*The request*
Scan the data for "klassisk" and copy the lines it appears in.

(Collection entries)

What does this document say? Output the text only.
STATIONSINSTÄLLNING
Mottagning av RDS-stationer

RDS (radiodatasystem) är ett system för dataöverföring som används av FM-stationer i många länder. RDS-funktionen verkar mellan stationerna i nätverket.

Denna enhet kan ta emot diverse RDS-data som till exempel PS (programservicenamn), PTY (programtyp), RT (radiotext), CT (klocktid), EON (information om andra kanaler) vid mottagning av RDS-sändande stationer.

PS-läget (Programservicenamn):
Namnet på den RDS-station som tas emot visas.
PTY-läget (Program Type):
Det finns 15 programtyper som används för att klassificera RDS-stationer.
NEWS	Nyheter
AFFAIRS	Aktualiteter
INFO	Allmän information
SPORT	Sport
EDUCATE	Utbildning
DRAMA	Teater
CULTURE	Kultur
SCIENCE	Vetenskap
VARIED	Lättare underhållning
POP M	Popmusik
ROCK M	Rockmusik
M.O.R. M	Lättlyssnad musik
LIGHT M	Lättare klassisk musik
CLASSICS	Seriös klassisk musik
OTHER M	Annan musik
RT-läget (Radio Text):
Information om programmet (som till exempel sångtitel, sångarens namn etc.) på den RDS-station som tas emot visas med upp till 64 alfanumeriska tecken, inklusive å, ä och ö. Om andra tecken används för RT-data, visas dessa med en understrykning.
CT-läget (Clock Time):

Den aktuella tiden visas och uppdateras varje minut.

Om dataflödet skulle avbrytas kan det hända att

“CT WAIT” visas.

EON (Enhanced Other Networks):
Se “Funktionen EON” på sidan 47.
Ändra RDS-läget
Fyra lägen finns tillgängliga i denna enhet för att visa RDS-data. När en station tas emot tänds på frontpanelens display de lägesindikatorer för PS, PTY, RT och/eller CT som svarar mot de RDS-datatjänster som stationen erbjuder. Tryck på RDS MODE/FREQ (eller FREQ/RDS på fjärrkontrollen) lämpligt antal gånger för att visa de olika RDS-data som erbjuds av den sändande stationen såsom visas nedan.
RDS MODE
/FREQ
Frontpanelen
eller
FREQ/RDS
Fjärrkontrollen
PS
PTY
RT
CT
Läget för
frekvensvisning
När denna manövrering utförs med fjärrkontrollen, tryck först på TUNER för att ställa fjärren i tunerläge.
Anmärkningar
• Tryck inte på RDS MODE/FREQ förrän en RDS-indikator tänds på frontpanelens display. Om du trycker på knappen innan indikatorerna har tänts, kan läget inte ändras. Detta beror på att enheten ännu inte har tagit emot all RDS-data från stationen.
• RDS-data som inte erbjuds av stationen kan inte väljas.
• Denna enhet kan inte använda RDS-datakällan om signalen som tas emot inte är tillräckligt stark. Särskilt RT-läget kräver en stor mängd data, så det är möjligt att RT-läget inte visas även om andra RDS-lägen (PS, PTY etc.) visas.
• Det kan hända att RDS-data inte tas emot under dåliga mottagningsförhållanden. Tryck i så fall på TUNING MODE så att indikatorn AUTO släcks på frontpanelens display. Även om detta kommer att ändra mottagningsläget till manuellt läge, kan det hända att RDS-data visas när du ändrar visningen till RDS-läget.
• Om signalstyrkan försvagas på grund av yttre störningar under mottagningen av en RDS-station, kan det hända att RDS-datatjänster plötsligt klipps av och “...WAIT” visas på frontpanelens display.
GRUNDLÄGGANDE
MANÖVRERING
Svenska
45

* * *

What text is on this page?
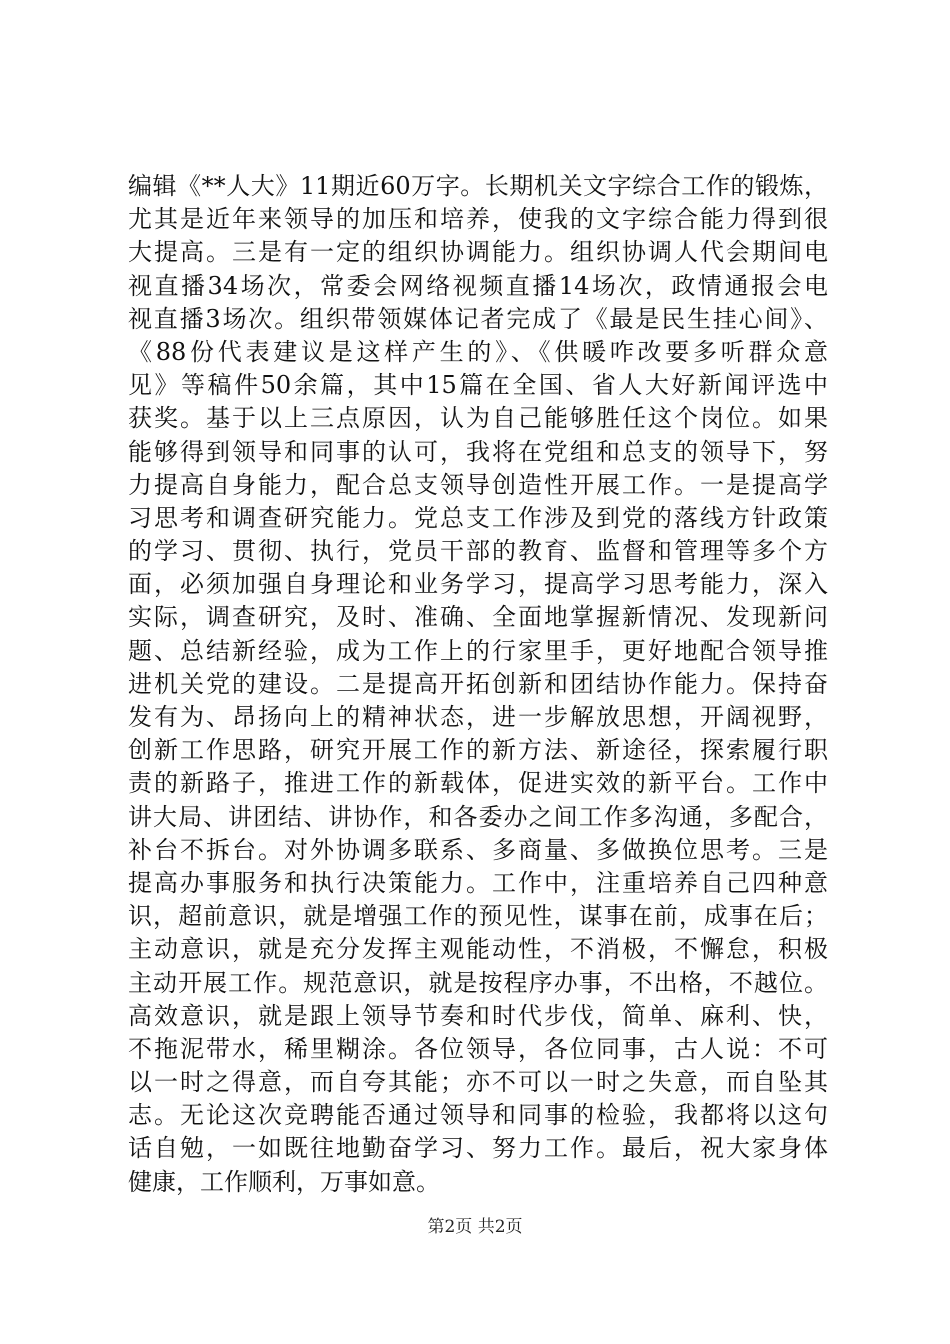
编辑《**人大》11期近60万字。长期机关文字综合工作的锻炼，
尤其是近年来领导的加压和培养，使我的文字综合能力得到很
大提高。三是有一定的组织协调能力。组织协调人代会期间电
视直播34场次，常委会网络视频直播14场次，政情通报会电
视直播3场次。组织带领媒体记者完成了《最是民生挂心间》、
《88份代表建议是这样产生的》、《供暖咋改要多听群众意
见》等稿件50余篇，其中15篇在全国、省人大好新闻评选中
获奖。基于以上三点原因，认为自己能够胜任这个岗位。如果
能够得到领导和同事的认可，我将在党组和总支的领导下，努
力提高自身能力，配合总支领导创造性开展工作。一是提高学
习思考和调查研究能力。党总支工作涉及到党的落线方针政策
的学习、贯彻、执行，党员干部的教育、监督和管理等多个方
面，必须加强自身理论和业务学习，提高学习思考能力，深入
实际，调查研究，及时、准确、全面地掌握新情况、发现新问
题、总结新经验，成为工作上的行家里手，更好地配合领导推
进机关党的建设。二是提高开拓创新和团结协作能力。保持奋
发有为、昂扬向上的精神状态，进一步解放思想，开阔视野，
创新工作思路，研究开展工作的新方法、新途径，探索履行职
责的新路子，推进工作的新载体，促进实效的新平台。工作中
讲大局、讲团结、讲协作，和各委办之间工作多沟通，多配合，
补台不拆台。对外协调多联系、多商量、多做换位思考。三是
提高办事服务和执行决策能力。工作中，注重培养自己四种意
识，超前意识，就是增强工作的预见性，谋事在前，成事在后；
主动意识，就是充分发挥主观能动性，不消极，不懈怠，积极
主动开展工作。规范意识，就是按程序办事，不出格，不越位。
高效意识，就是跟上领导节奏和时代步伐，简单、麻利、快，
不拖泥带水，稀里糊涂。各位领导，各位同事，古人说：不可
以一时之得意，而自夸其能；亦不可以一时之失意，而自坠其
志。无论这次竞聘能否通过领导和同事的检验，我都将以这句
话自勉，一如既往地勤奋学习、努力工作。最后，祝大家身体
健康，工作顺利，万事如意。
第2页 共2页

*Result of this task*
LIGHT M	Lättare klassisk musik
CLASSICS	Seriös klassisk musik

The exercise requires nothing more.